Exercise goal
Gather all lines containing the string "screenshot" and copy them out.

Records from a data collection
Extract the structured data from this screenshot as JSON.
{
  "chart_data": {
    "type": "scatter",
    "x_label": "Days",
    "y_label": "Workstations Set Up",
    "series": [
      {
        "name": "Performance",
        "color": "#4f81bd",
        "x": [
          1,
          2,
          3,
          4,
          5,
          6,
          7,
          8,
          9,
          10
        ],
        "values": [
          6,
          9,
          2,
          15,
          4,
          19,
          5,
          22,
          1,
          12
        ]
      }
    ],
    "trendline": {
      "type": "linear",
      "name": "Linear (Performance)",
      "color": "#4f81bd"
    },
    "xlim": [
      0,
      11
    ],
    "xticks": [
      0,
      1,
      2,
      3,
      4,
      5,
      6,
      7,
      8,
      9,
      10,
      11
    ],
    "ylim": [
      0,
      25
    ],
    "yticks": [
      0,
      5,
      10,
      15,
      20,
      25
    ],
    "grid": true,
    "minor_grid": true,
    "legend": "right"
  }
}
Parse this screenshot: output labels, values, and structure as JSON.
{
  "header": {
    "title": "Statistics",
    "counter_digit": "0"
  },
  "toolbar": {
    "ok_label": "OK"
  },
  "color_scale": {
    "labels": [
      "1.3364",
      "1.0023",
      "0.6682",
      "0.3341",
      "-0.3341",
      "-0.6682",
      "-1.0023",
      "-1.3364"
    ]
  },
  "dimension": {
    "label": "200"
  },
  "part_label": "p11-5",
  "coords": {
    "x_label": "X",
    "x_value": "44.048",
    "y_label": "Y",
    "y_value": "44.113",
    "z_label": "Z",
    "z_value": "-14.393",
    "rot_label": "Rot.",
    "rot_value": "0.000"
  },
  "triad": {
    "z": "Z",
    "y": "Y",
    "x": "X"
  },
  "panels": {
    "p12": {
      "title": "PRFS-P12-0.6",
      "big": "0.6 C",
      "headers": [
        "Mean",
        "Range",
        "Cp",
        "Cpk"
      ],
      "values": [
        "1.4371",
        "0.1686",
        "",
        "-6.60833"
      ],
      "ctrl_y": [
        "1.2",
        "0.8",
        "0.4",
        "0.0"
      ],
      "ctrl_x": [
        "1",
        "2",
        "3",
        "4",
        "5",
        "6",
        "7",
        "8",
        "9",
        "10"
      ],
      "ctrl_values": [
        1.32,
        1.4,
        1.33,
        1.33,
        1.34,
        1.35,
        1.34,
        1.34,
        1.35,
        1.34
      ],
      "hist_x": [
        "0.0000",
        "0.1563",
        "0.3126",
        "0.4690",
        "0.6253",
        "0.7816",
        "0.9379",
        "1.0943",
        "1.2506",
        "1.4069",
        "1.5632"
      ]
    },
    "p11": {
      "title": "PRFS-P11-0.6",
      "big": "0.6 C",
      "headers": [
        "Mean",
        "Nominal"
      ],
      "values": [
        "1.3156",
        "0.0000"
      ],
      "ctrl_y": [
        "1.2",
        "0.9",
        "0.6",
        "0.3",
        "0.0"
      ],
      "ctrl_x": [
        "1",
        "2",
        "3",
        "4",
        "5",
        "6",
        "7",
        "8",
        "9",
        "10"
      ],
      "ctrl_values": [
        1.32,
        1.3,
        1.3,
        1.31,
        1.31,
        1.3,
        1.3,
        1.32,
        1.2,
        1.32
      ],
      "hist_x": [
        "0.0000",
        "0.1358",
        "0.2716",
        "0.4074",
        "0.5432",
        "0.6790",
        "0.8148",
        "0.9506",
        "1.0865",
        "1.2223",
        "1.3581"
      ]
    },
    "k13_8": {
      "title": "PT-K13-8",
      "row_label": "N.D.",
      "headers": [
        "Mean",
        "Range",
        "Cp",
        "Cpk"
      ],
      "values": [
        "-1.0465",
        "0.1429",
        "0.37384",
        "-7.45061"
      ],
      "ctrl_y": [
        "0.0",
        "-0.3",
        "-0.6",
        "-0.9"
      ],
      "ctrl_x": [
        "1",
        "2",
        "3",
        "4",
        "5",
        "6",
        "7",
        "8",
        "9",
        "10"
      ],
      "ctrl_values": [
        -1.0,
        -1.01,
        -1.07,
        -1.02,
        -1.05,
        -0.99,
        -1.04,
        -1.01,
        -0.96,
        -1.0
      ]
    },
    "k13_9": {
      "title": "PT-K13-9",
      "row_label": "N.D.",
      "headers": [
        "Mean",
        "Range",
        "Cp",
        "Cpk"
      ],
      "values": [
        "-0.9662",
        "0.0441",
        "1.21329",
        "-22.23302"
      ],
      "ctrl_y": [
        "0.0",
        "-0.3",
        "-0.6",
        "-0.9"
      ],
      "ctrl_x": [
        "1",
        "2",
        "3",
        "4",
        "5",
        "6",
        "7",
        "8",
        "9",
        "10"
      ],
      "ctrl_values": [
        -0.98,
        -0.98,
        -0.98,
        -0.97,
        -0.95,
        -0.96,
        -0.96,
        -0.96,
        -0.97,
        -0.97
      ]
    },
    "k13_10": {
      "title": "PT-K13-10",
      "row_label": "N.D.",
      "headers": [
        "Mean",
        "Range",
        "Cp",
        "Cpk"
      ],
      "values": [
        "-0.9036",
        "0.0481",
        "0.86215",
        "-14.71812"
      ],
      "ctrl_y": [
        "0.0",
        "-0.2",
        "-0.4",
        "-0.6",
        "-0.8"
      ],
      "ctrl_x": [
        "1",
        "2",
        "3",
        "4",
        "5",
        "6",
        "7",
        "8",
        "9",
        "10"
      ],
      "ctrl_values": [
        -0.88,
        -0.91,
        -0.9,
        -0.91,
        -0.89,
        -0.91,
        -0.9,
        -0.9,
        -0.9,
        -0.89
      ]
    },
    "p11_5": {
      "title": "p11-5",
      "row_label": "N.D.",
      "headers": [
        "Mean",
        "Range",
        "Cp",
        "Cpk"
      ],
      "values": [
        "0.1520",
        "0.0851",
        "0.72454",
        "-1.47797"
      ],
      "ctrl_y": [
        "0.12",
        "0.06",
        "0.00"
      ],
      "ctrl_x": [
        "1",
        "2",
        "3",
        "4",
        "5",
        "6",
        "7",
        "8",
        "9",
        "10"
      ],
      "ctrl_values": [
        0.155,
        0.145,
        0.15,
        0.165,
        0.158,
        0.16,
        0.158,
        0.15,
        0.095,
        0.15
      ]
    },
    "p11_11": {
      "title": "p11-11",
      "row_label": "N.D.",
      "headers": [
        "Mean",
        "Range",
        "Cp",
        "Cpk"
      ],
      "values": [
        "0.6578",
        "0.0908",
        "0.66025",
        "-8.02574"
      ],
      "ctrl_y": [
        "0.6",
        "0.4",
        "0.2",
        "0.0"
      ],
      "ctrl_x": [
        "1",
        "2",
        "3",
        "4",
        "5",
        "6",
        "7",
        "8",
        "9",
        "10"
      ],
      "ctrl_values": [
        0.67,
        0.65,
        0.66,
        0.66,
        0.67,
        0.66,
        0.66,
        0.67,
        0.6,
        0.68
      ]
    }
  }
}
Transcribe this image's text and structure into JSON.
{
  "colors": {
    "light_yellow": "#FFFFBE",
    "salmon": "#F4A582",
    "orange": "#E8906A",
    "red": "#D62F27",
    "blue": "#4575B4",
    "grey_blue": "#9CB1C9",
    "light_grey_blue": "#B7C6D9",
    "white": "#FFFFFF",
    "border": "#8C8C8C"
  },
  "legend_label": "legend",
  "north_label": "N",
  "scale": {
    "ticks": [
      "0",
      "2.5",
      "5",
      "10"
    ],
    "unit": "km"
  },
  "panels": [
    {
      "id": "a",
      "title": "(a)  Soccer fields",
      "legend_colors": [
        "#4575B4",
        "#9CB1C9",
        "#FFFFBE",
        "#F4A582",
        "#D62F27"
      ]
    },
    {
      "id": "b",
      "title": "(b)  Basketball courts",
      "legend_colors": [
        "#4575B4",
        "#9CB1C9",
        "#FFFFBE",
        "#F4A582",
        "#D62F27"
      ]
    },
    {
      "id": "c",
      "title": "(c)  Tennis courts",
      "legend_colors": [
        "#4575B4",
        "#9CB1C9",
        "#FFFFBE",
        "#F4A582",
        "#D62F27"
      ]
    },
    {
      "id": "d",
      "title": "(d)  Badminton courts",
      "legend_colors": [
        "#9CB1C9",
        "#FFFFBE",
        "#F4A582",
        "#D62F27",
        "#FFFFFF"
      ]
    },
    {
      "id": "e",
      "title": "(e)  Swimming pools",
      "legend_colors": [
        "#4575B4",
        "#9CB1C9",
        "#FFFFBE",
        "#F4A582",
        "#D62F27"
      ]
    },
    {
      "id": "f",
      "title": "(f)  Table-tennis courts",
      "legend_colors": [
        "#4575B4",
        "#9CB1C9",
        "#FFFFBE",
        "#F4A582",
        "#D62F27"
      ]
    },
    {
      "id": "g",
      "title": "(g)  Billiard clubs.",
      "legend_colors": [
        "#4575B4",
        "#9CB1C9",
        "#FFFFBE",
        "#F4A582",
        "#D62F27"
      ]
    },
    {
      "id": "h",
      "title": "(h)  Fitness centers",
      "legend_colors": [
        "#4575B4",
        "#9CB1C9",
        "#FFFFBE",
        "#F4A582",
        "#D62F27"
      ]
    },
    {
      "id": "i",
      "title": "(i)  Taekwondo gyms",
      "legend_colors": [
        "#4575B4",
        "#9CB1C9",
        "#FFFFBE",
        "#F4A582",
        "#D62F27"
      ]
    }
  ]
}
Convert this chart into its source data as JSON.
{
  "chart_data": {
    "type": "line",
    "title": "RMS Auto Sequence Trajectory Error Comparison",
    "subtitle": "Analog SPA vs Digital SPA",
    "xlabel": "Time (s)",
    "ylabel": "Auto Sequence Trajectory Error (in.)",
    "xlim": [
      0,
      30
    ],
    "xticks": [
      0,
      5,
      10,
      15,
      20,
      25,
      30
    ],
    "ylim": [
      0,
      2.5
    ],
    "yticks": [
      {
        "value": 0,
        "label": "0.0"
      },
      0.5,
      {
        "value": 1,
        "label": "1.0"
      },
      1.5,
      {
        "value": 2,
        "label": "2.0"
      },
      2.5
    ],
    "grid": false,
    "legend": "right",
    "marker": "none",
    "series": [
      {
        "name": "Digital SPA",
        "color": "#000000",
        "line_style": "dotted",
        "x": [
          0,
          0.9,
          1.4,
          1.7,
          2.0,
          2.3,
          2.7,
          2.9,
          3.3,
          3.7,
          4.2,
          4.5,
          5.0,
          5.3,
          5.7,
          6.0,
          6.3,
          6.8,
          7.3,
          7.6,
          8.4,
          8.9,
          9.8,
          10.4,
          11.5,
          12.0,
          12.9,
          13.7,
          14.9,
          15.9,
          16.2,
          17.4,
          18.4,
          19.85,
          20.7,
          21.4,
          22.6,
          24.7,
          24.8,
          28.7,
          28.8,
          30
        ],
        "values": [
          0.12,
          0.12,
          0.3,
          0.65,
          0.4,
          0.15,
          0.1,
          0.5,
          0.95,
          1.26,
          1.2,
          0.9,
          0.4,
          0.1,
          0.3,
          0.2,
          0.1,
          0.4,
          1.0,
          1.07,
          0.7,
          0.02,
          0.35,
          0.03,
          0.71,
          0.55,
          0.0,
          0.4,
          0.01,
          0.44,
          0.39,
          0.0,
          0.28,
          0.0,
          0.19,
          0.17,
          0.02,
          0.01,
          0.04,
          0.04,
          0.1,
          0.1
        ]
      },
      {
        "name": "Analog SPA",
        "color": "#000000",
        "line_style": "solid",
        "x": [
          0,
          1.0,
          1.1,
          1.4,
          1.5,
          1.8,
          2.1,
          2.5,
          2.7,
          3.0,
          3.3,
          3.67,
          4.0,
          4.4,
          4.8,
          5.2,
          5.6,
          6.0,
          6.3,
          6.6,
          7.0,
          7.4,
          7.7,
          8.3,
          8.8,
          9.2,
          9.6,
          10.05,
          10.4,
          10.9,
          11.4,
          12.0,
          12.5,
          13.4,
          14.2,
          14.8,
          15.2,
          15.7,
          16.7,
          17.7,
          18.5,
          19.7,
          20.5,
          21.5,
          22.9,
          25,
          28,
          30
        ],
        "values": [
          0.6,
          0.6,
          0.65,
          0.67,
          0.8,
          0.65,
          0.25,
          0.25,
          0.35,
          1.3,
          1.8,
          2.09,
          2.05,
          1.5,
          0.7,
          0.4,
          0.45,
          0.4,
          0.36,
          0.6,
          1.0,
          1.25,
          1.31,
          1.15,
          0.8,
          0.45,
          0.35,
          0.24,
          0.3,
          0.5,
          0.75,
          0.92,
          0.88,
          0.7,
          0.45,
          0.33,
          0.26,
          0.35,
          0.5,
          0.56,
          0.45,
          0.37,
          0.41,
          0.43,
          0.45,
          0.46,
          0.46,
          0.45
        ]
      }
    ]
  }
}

Output of the exercise
Extract the structured data from this screenshot as JSON.
Parse this screenshot: output labels, values, and structure as JSON.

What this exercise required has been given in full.